Return the listing below in full, with every line exactly as it is.

## Supplied material
------------------------

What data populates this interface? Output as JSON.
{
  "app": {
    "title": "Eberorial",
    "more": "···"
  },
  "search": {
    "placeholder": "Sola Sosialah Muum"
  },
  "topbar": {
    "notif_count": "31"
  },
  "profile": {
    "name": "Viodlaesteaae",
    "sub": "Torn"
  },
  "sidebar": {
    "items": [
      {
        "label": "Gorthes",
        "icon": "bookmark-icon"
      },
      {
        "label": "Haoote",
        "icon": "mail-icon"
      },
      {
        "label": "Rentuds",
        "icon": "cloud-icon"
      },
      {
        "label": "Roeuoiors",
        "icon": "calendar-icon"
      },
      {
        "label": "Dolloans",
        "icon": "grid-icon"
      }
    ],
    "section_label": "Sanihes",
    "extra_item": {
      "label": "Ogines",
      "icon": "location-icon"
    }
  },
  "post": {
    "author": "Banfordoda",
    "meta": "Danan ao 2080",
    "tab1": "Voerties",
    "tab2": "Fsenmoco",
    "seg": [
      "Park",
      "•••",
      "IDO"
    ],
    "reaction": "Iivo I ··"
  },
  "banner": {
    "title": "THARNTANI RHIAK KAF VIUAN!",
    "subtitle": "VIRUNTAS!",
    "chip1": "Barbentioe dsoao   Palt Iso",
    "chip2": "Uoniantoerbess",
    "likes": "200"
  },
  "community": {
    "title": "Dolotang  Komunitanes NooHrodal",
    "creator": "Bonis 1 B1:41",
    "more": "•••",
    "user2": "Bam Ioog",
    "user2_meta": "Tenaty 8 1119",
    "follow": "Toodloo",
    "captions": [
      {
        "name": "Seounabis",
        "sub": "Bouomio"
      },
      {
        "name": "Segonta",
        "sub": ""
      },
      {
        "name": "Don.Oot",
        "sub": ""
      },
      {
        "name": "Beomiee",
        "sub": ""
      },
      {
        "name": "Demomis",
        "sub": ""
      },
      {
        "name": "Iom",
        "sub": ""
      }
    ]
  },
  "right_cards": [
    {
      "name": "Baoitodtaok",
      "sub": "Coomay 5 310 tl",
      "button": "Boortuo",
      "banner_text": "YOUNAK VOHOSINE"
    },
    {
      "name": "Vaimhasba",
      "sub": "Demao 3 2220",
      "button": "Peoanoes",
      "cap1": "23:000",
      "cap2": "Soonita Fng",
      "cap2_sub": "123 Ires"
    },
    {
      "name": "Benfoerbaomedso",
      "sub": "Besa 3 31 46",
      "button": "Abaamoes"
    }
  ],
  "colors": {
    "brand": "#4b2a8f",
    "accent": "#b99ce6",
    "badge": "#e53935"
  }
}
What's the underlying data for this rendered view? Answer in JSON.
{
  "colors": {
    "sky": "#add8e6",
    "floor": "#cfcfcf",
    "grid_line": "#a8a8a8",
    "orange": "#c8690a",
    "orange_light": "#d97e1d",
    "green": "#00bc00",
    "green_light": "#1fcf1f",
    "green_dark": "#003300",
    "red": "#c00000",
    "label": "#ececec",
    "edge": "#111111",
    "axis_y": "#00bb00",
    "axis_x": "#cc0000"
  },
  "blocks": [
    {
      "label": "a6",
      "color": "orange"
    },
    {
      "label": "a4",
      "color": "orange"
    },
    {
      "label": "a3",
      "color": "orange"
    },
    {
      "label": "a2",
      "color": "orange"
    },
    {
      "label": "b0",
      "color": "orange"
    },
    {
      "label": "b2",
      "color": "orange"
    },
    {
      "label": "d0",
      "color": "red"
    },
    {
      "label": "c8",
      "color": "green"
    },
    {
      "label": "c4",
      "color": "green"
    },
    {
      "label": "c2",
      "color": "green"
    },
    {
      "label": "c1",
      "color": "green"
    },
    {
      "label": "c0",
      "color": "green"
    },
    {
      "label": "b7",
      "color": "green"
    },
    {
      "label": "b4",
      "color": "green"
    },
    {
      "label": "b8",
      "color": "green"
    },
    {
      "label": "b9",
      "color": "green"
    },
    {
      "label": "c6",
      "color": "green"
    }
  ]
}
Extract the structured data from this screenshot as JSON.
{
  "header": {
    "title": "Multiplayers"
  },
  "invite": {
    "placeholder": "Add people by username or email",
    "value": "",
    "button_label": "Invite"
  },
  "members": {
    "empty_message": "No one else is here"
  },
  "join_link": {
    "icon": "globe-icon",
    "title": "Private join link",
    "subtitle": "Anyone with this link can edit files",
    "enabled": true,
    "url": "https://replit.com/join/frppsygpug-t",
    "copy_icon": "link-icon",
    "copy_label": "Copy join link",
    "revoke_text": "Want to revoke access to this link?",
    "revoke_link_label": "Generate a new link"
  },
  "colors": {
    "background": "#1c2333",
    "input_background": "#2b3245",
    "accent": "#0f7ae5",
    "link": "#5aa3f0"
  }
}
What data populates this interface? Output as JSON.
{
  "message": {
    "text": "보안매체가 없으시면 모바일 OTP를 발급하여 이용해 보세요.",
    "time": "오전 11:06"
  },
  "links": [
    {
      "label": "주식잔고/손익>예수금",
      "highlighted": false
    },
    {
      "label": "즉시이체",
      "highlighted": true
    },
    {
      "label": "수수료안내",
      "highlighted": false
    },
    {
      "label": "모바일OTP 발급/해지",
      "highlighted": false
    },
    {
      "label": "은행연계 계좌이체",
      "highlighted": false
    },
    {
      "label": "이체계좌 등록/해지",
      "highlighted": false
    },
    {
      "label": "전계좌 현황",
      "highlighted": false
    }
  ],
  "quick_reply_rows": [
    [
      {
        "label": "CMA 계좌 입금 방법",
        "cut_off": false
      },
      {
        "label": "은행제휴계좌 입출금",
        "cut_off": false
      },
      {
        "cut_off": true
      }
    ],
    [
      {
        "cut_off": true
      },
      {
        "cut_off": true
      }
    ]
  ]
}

------------------------

## Correct response
What data populates this interface? Output as JSON.
{
  "app": {
    "title": "Eberorial",
    "more": "···"
  },
  "search": {
    "placeholder": "Sola Sosialah Muum"
  },
  "topbar": {
    "notif_count": "31"
  },
  "profile": {
    "name": "Viodlaesteaae",
    "sub": "Torn"
  },
  "sidebar": {
    "items": [
      {
        "label": "Gorthes",
        "icon": "bookmark-icon"
      },
      {
        "label": "Haoote",
        "icon": "mail-icon"
      },
      {
        "label": "Rentuds",
        "icon": "cloud-icon"
      },
      {
        "label": "Roeuoiors",
        "icon": "calendar-icon"
      },
      {
        "label": "Dolloans",
        "icon": "grid-icon"
      }
    ],
    "section_label": "Sanihes",
    "extra_item": {
      "label": "Ogines",
      "icon": "location-icon"
    }
  },
  "post": {
    "author": "Banfordoda",
    "meta": "Danan ao 2080",
    "tab1": "Voerties",
    "tab2": "Fsenmoco",
    "seg": [
      "Park",
      "•••",
      "IDO"
    ],
    "reaction": "Iivo I ··"
  },
  "banner": {
    "title": "THARNTANI RHIAK KAF VIUAN!",
    "subtitle": "VIRUNTAS!",
    "chip1": "Barbentioe dsoao   Palt Iso",
    "chip2": "Uoniantoerbess",
    "likes": "200"
  },
  "community": {
    "title": "Dolotang  Komunitanes NooHrodal",
    "creator": "Bonis 1 B1:41",
    "more": "•••",
    "user2": "Bam Ioog",
    "user2_meta": "Tenaty 8 1119",
    "follow": "Toodloo",
    "captions": [
      {
        "name": "Seounabis",
        "sub": "Bouomio"
      },
      {
        "name": "Segonta",
        "sub": ""
      },
      {
        "name": "Don.Oot",
        "sub": ""
      },
      {
        "name": "Beomiee",
        "sub": ""
      },
      {
        "name": "Demomis",
        "sub": ""
      },
      {
        "name": "Iom",
        "sub": ""
      }
    ]
  },
  "right_cards": [
    {
      "name": "Baoitodtaok",
      "sub": "Coomay 5 310 tl",
      "button": "Boortuo",
      "banner_text": "YOUNAK VOHOSINE"
    },
    {
      "name": "Vaimhasba",
      "sub": "Demao 3 2220",
      "button": "Peoanoes",
      "cap1": "23:000",
      "cap2": "Soonita Fng",
      "cap2_sub": "123 Ires"
    },
    {
      "name": "Benfoerbaomedso",
      "sub": "Besa 3 31 46",
      "button": "Abaamoes"
    }
  ],
  "colors": {
    "brand": "#4b2a8f",
    "accent": "#b99ce6",
    "badge": "#e53935"
  }
}
What's the underlying data for this rendered view? Answer in JSON.
{
  "colors": {
    "sky": "#add8e6",
    "floor": "#cfcfcf",
    "grid_line": "#a8a8a8",
    "orange": "#c8690a",
    "orange_light": "#d97e1d",
    "green": "#00bc00",
    "green_light": "#1fcf1f",
    "green_dark": "#003300",
    "red": "#c00000",
    "label": "#ececec",
    "edge": "#111111",
    "axis_y": "#00bb00",
    "axis_x": "#cc0000"
  },
  "blocks": [
    {
      "label": "a6",
      "color": "orange"
    },
    {
      "label": "a4",
      "color": "orange"
    },
    {
      "label": "a3",
      "color": "orange"
    },
    {
      "label": "a2",
      "color": "orange"
    },
    {
      "label": "b0",
      "color": "orange"
    },
    {
      "label": "b2",
      "color": "orange"
    },
    {
      "label": "d0",
      "color": "red"
    },
    {
      "label": "c8",
      "color": "green"
    },
    {
      "label": "c4",
      "color": "green"
    },
    {
      "label": "c2",
      "color": "green"
    },
    {
      "label": "c1",
      "color": "green"
    },
    {
      "label": "c0",
      "color": "green"
    },
    {
      "label": "b7",
      "color": "green"
    },
    {
      "label": "b4",
      "color": "green"
    },
    {
      "label": "b8",
      "color": "green"
    },
    {
      "label": "b9",
      "color": "green"
    },
    {
      "label": "c6",
      "color": "green"
    }
  ]
}
Extract the structured data from this screenshot as JSON.
{
  "header": {
    "title": "Multiplayers"
  },
  "invite": {
    "placeholder": "Add people by username or email",
    "value": "",
    "button_label": "Invite"
  },
  "members": {
    "empty_message": "No one else is here"
  },
  "join_link": {
    "icon": "globe-icon",
    "title": "Private join link",
    "subtitle": "Anyone with this link can edit files",
    "enabled": true,
    "url": "https://replit.com/join/frppsygpug-t",
    "copy_icon": "link-icon",
    "copy_label": "Copy join link",
    "revoke_text": "Want to revoke access to this link?",
    "revoke_link_label": "Generate a new link"
  },
  "colors": {
    "background": "#1c2333",
    "input_background": "#2b3245",
    "accent": "#0f7ae5",
    "link": "#5aa3f0"
  }
}
What data populates this interface? Output as JSON.
{
  "message": {
    "text": "보안매체가 없으시면 모바일 OTP를 발급하여 이용해 보세요.",
    "time": "오전 11:06"
  },
  "links": [
    {
      "label": "주식잔고/손익>예수금",
      "highlighted": false
    },
    {
      "label": "즉시이체",
      "highlighted": true
    },
    {
      "label": "수수료안내",
      "highlighted": false
    },
    {
      "label": "모바일OTP 발급/해지",
      "highlighted": false
    },
    {
      "label": "은행연계 계좌이체",
      "highlighted": false
    },
    {
      "label": "이체계좌 등록/해지",
      "highlighted": false
    },
    {
      "label": "전계좌 현황",
      "highlighted": false
    }
  ],
  "quick_reply_rows": [
    [
      {
        "label": "CMA 계좌 입금 방법",
        "cut_off": false
      },
      {
        "label": "은행제휴계좌 입출금",
        "cut_off": false
      },
      {
        "cut_off": true
      }
    ],
    [
      {
        "cut_off": true
      },
      {
        "cut_off": true
      }
    ]
  ]
}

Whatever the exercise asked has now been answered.